* Data for this task:
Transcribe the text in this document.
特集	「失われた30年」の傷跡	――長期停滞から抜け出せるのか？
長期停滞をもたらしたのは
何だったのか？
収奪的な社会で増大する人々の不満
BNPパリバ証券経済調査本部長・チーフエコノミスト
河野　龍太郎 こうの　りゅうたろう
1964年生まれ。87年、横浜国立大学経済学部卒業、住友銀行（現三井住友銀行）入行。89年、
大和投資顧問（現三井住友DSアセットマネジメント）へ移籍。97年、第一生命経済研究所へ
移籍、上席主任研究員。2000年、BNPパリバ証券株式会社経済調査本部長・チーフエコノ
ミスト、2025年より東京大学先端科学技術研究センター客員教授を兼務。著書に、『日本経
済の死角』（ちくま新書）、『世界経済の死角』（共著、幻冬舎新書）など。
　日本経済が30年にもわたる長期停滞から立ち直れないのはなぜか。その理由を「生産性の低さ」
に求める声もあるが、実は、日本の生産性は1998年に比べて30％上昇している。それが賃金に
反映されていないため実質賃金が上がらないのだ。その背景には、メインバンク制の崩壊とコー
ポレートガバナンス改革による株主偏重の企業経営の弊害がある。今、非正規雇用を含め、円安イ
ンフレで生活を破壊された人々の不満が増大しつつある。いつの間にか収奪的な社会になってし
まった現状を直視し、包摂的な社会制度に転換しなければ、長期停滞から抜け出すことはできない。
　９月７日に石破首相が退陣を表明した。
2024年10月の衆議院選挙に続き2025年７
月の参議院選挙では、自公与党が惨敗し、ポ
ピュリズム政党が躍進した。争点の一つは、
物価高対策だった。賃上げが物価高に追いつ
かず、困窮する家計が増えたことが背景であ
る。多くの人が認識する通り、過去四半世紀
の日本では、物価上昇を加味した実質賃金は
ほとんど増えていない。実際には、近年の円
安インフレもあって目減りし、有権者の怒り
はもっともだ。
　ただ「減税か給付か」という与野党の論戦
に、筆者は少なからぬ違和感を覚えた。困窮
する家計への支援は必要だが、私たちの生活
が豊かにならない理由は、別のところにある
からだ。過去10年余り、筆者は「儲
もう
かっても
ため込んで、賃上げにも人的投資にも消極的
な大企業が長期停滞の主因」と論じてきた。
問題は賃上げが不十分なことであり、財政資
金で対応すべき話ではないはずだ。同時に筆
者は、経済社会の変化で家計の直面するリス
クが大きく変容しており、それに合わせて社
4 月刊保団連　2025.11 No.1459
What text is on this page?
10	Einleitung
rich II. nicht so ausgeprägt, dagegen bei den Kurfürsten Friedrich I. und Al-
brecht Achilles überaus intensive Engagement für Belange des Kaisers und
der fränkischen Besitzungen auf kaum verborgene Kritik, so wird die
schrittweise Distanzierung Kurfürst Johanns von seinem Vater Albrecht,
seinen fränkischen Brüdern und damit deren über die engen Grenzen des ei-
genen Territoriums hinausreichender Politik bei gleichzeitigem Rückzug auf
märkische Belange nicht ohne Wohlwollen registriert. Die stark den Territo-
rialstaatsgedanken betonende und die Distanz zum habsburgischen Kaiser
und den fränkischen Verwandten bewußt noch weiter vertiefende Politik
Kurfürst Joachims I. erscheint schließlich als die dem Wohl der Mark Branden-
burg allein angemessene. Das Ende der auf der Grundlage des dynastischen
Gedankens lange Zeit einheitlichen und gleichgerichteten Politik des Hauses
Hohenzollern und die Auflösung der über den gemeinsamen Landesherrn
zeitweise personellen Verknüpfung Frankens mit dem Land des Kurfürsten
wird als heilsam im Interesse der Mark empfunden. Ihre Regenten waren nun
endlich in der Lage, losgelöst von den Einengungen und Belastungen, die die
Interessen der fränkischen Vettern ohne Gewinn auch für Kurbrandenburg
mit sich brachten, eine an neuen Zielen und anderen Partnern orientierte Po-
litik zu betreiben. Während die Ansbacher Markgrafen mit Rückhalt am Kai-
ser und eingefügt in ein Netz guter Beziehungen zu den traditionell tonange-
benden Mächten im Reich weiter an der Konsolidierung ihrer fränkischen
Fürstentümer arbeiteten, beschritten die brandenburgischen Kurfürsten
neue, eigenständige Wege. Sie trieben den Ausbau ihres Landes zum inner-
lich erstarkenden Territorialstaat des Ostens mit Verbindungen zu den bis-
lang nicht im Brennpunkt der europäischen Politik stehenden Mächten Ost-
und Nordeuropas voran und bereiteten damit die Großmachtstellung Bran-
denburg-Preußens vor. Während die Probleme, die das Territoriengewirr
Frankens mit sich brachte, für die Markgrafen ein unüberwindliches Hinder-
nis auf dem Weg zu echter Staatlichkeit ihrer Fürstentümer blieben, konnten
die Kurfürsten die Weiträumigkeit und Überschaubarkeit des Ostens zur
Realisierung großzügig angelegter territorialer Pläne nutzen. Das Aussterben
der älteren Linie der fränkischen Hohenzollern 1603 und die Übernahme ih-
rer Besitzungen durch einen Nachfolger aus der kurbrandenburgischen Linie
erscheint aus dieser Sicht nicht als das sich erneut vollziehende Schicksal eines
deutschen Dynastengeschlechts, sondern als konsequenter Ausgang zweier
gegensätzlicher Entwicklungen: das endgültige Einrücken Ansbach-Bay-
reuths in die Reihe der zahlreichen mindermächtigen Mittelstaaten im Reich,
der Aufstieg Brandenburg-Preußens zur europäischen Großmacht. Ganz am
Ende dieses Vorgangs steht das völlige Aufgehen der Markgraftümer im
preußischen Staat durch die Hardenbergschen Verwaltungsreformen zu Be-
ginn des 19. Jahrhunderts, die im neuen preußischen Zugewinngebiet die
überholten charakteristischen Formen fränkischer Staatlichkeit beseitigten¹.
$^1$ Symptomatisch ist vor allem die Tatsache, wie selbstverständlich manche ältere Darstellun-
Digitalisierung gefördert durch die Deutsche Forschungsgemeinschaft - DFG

* Written exercise: Copy out each line above, character for character.

* Solution to the problem:
Transcribe the text in this document.
特集	「失われた30年」の傷跡	――長期停滞から抜け出せるのか？
長期停滞をもたらしたのは
何だったのか？
収奪的な社会で増大する人々の不満
BNPパリバ証券経済調査本部長・チーフエコノミスト
河野　龍太郎 こうの　りゅうたろう
1964年生まれ。87年、横浜国立大学経済学部卒業、住友銀行（現三井住友銀行）入行。89年、
大和投資顧問（現三井住友DSアセットマネジメント）へ移籍。97年、第一生命経済研究所へ
移籍、上席主任研究員。2000年、BNPパリバ証券株式会社経済調査本部長・チーフエコノ
ミスト、2025年より東京大学先端科学技術研究センター客員教授を兼務。著書に、『日本経
済の死角』（ちくま新書）、『世界経済の死角』（共著、幻冬舎新書）など。
　日本経済が30年にもわたる長期停滞から立ち直れないのはなぜか。その理由を「生産性の低さ」
に求める声もあるが、実は、日本の生産性は1998年に比べて30％上昇している。それが賃金に
反映されていないため実質賃金が上がらないのだ。その背景には、メインバンク制の崩壊とコー
ポレートガバナンス改革による株主偏重の企業経営の弊害がある。今、非正規雇用を含め、円安イ
ンフレで生活を破壊された人々の不満が増大しつつある。いつの間にか収奪的な社会になってし
まった現状を直視し、包摂的な社会制度に転換しなければ、長期停滞から抜け出すことはできない。
　９月７日に石破首相が退陣を表明した。
2024年10月の衆議院選挙に続き2025年７
月の参議院選挙では、自公与党が惨敗し、ポ
ピュリズム政党が躍進した。争点の一つは、
物価高対策だった。賃上げが物価高に追いつ
かず、困窮する家計が増えたことが背景であ
る。多くの人が認識する通り、過去四半世紀
の日本では、物価上昇を加味した実質賃金は
ほとんど増えていない。実際には、近年の円
安インフレもあって目減りし、有権者の怒り
はもっともだ。
　ただ「減税か給付か」という与野党の論戦
に、筆者は少なからぬ違和感を覚えた。困窮
する家計への支援は必要だが、私たちの生活
が豊かにならない理由は、別のところにある
からだ。過去10年余り、筆者は「儲
もう
かっても
ため込んで、賃上げにも人的投資にも消極的
な大企業が長期停滞の主因」と論じてきた。
問題は賃上げが不十分なことであり、財政資
金で対応すべき話ではないはずだ。同時に筆
者は、経済社会の変化で家計の直面するリス
クが大きく変容しており、それに合わせて社
4 月刊保団連　2025.11 No.1459
What text is on this page?
10	Einleitung
rich II. nicht so ausgeprägt, dagegen bei den Kurfürsten Friedrich I. und Al-
brecht Achilles überaus intensive Engagement für Belange des Kaisers und
der fränkischen Besitzungen auf kaum verborgene Kritik, so wird die
schrittweise Distanzierung Kurfürst Johanns von seinem Vater Albrecht,
seinen fränkischen Brüdern und damit deren über die engen Grenzen des ei-
genen Territoriums hinausreichender Politik bei gleichzeitigem Rückzug auf
märkische Belange nicht ohne Wohlwollen registriert. Die stark den Territo-
rialstaatsgedanken betonende und die Distanz zum habsburgischen Kaiser
und den fränkischen Verwandten bewußt noch weiter vertiefende Politik
Kurfürst Joachims I. erscheint schließlich als die dem Wohl der Mark Branden-
burg allein angemessene. Das Ende der auf der Grundlage des dynastischen
Gedankens lange Zeit einheitlichen und gleichgerichteten Politik des Hauses
Hohenzollern und die Auflösung der über den gemeinsamen Landesherrn
zeitweise personellen Verknüpfung Frankens mit dem Land des Kurfürsten
wird als heilsam im Interesse der Mark empfunden. Ihre Regenten waren nun
endlich in der Lage, losgelöst von den Einengungen und Belastungen, die die
Interessen der fränkischen Vettern ohne Gewinn auch für Kurbrandenburg
mit sich brachten, eine an neuen Zielen und anderen Partnern orientierte Po-
litik zu betreiben. Während die Ansbacher Markgrafen mit Rückhalt am Kai-
ser und eingefügt in ein Netz guter Beziehungen zu den traditionell tonange-
benden Mächten im Reich weiter an der Konsolidierung ihrer fränkischen
Fürstentümer arbeiteten, beschritten die brandenburgischen Kurfürsten
neue, eigenständige Wege. Sie trieben den Ausbau ihres Landes zum inner-
lich erstarkenden Territorialstaat des Ostens mit Verbindungen zu den bis-
lang nicht im Brennpunkt der europäischen Politik stehenden Mächten Ost-
und Nordeuropas voran und bereiteten damit die Großmachtstellung Bran-
denburg-Preußens vor. Während die Probleme, die das Territoriengewirr
Frankens mit sich brachte, für die Markgrafen ein unüberwindliches Hinder-
nis auf dem Weg zu echter Staatlichkeit ihrer Fürstentümer blieben, konnten
die Kurfürsten die Weiträumigkeit und Überschaubarkeit des Ostens zur
Realisierung großzügig angelegter territorialer Pläne nutzen. Das Aussterben
der älteren Linie der fränkischen Hohenzollern 1603 und die Übernahme ih-
rer Besitzungen durch einen Nachfolger aus der kurbrandenburgischen Linie
erscheint aus dieser Sicht nicht als das sich erneut vollziehende Schicksal eines
deutschen Dynastengeschlechts, sondern als konsequenter Ausgang zweier
gegensätzlicher Entwicklungen: das endgültige Einrücken Ansbach-Bay-
reuths in die Reihe der zahlreichen mindermächtigen Mittelstaaten im Reich,
der Aufstieg Brandenburg-Preußens zur europäischen Großmacht. Ganz am
Ende dieses Vorgangs steht das völlige Aufgehen der Markgraftümer im
preußischen Staat durch die Hardenbergschen Verwaltungsreformen zu Be-
ginn des 19. Jahrhunderts, die im neuen preußischen Zugewinngebiet die
überholten charakteristischen Formen fränkischer Staatlichkeit beseitigten¹.
$^1$ Symptomatisch ist vor allem die Tatsache, wie selbstverständlich manche ältere Darstellun-
Digitalisierung gefördert durch die Deutsche Forschungsgemeinschaft - DFG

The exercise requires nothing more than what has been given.